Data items
————

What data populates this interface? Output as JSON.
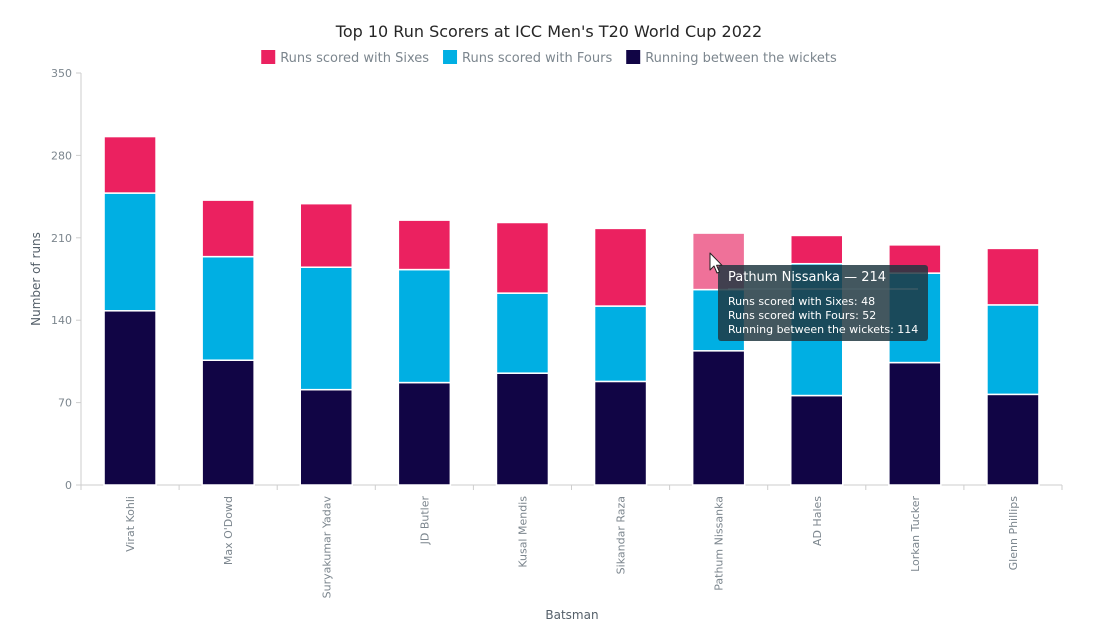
{
  "chart_data": {
    "type": "bar",
    "stacked": true,
    "title": "Top 10 Run Scorers at ICC Men's T20 World Cup 2022",
    "xlabel": "Batsman",
    "ylabel": "Number of runs",
    "ylim": [
      0,
      350
    ],
    "yticks": [
      "0",
      "70",
      "140",
      "210",
      "280",
      "350"
    ],
    "legend_position": "top",
    "categories": [
      "Virat Kohli",
      "Max O'Dowd",
      "Suryakumar Yadav",
      "JD Butler",
      "Kusal Mendis",
      "Sikandar Raza",
      "Pathum Nissanka",
      "AD Hales",
      "Lorkan Tucker",
      "Glenn Phillips"
    ],
    "series": [
      {
        "name": "Running between the wickets",
        "color": "#110545",
        "values": [
          148,
          106,
          81,
          87,
          95,
          88,
          114,
          76,
          104,
          77
        ]
      },
      {
        "name": "Runs scored with Fours",
        "color": "#00afe3",
        "values": [
          100,
          88,
          104,
          96,
          68,
          64,
          52,
          112,
          76,
          76
        ]
      },
      {
        "name": "Runs scored with Sixes",
        "color": "#eb2160",
        "values": [
          48,
          48,
          54,
          42,
          60,
          66,
          48,
          24,
          24,
          48
        ]
      }
    ],
    "legend_order": [
      "Runs scored with Sixes",
      "Runs scored with Fours",
      "Running between the wickets"
    ],
    "highlighted": {
      "category": "Pathum Nissanka",
      "series": "Runs scored with Sixes",
      "color": "#ef7199"
    },
    "tooltip": {
      "title": "Pathum Nissanka — 214",
      "lines": [
        "Runs scored with Sixes: 48",
        "Runs scored with Fours: 52",
        "Running between the wickets: 114"
      ]
    }
  }
}
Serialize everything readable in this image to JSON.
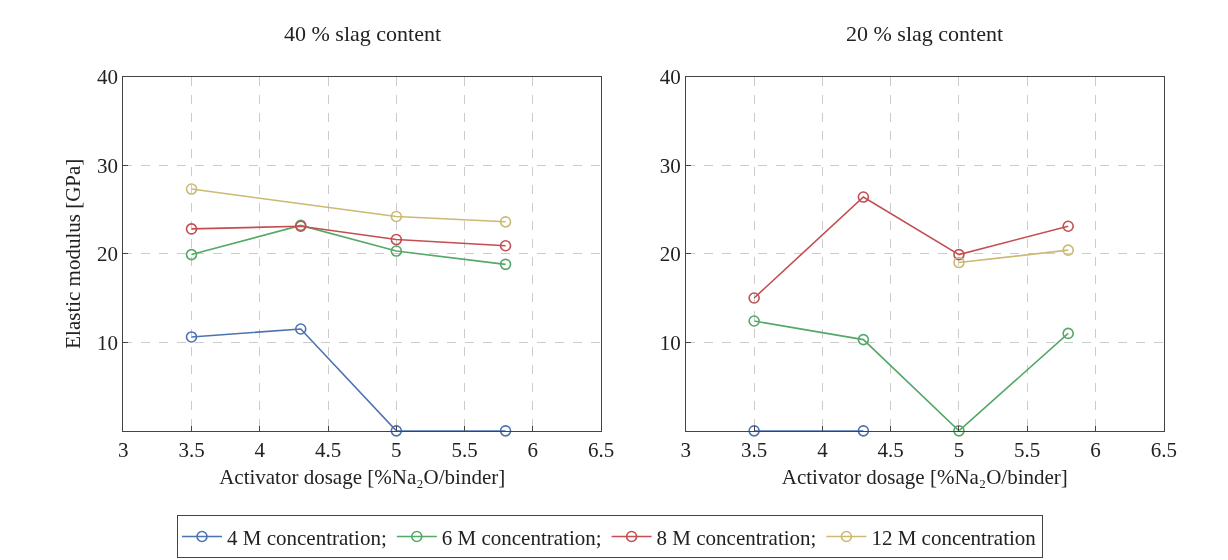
{
  "chart_data": [
    {
      "type": "line",
      "title": "40 % slag content",
      "xlabel": "Activator dosage [%Na₂O/binder]",
      "ylabel": "Elastic modulus [GPa]",
      "xlim": [
        3,
        6.5
      ],
      "xticks": [
        3,
        3.5,
        4,
        4.5,
        5,
        5.5,
        6,
        6.5
      ],
      "ylim": [
        0,
        40
      ],
      "yticks": [
        10,
        20,
        30,
        40
      ],
      "grid": true,
      "marker": "circle",
      "line_style": "solid",
      "legend": "bottom",
      "series": [
        {
          "name": "4 M concentration;",
          "color": "#4c72b0",
          "x": [
            3.5,
            4.3,
            5,
            5.8
          ],
          "values": [
            10.6,
            11.5,
            0,
            0
          ]
        },
        {
          "name": "6 M concentration;",
          "color": "#55a868",
          "x": [
            3.5,
            4.3,
            5,
            5.8
          ],
          "values": [
            19.9,
            23.2,
            20.3,
            18.8
          ]
        },
        {
          "name": "8 M concentration;",
          "color": "#c44e52",
          "x": [
            3.5,
            4.3,
            5,
            5.8
          ],
          "values": [
            22.8,
            23.1,
            21.6,
            20.9
          ]
        },
        {
          "name": "12 M concentration",
          "color": "#ccb974",
          "x": [
            3.5,
            5,
            5.8
          ],
          "values": [
            27.3,
            24.2,
            23.6
          ]
        }
      ]
    },
    {
      "type": "line",
      "title": "20 % slag content",
      "xlabel": "Activator dosage [%Na₂O/binder]",
      "xlim": [
        3,
        6.5
      ],
      "xticks": [
        3,
        3.5,
        4,
        4.5,
        5,
        5.5,
        6,
        6.5
      ],
      "ylim": [
        0,
        40
      ],
      "yticks": [
        10,
        20,
        30,
        40
      ],
      "grid": true,
      "marker": "circle",
      "line_style": "solid",
      "series": [
        {
          "color": "#4c72b0",
          "x": [
            3.5,
            4.3
          ],
          "values": [
            0,
            0
          ]
        },
        {
          "color": "#55a868",
          "x": [
            3.5,
            4.3,
            5,
            5.8
          ],
          "values": [
            12.4,
            10.3,
            0,
            11.0
          ]
        },
        {
          "color": "#c44e52",
          "x": [
            3.5,
            4.3,
            5,
            5.8
          ],
          "values": [
            15.0,
            26.4,
            19.9,
            23.1
          ]
        },
        {
          "color": "#ccb974",
          "x": [
            5,
            5.8
          ],
          "values": [
            19.0,
            20.4
          ]
        }
      ]
    }
  ]
}
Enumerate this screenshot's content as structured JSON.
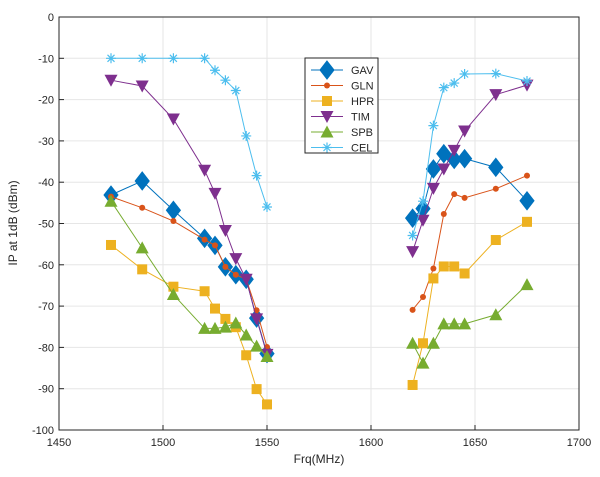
{
  "chart_data": {
    "type": "line",
    "title": "",
    "xlabel": "Frq(MHz)",
    "ylabel": "IP at 1dB (dBm)",
    "xlim": [
      1450,
      1700
    ],
    "ylim": [
      -100,
      0
    ],
    "xticks": [
      "1450",
      "1500",
      "1550",
      "1600",
      "1650",
      "1700"
    ],
    "yticks": [
      "0",
      "-10",
      "-20",
      "-30",
      "-40",
      "-50",
      "-60",
      "-70",
      "-80",
      "-90",
      "-100"
    ],
    "grid": true,
    "legend_position": "top-center",
    "x": [
      1475,
      1490,
      1505,
      1520,
      1525,
      1530,
      1535,
      1540,
      1545,
      1550,
      1620,
      1625,
      1630,
      1635,
      1640,
      1645,
      1660,
      1675
    ],
    "series": [
      {
        "name": "GAV",
        "color": "#0072BD",
        "marker": "diamond",
        "values": [
          -43.1,
          -39.7,
          -46.8,
          -53.6,
          -55.3,
          -60.5,
          -62.4,
          -63.5,
          -72.9,
          -81.5,
          -48.7,
          -46.4,
          -36.8,
          -33.1,
          -34.5,
          -34.3,
          -36.4,
          -44.5
        ]
      },
      {
        "name": "GLN",
        "color": "#D95319",
        "marker": "dot",
        "values": [
          -43.5,
          -46.2,
          -49.4,
          -53.9,
          -55.3,
          -60.5,
          -62.4,
          -63.5,
          -71.0,
          -79.9,
          -70.9,
          -67.8,
          -60.9,
          -47.7,
          -42.9,
          -43.8,
          -41.6,
          -38.4
        ]
      },
      {
        "name": "HPR",
        "color": "#EDB120",
        "marker": "square",
        "values": [
          -55.2,
          -61.1,
          -65.3,
          -66.4,
          -70.6,
          -73.1,
          -75.1,
          -81.9,
          -90.1,
          -93.8,
          -89.1,
          -79.0,
          -63.3,
          -60.4,
          -60.4,
          -62.1,
          -54.0,
          -49.6
        ]
      },
      {
        "name": "TIM",
        "color": "#7E2F8E",
        "marker": "triangle-down",
        "values": [
          -15.3,
          -16.7,
          -24.7,
          -37.1,
          -42.7,
          -51.7,
          -58.5,
          -63.5,
          -73.1,
          -81.7,
          -56.8,
          -49.2,
          -41.5,
          -36.8,
          -32.3,
          -27.6,
          -18.8,
          -16.5
        ]
      },
      {
        "name": "SPB",
        "color": "#77AC30",
        "marker": "triangle-up",
        "values": [
          -44.6,
          -55.9,
          -67.2,
          -75.4,
          -75.4,
          -75.1,
          -74.1,
          -77.0,
          -79.7,
          -82.2,
          -79.0,
          -83.8,
          -79.0,
          -74.3,
          -74.3,
          -74.3,
          -72.1,
          -64.8
        ]
      },
      {
        "name": "CEL",
        "color": "#4DBEEE",
        "marker": "asterisk",
        "values": [
          -10,
          -10,
          -10,
          -10,
          -12.9,
          -15.3,
          -17.8,
          -28.8,
          -38.4,
          -46.0,
          -52.9,
          -44.6,
          -26.3,
          -17.1,
          -16.0,
          -13.8,
          -13.7,
          -15.5
        ]
      }
    ]
  }
}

————

WHAT YOU SHOULD DO -> Search the data for the string "Pathum" and copy each line where it appears.

RESPONSE TO THE EXERCISE ->
      "Pathum Nissanka",
      "category": "Pathum Nissanka",
      "title": "Pathum Nissanka — 214",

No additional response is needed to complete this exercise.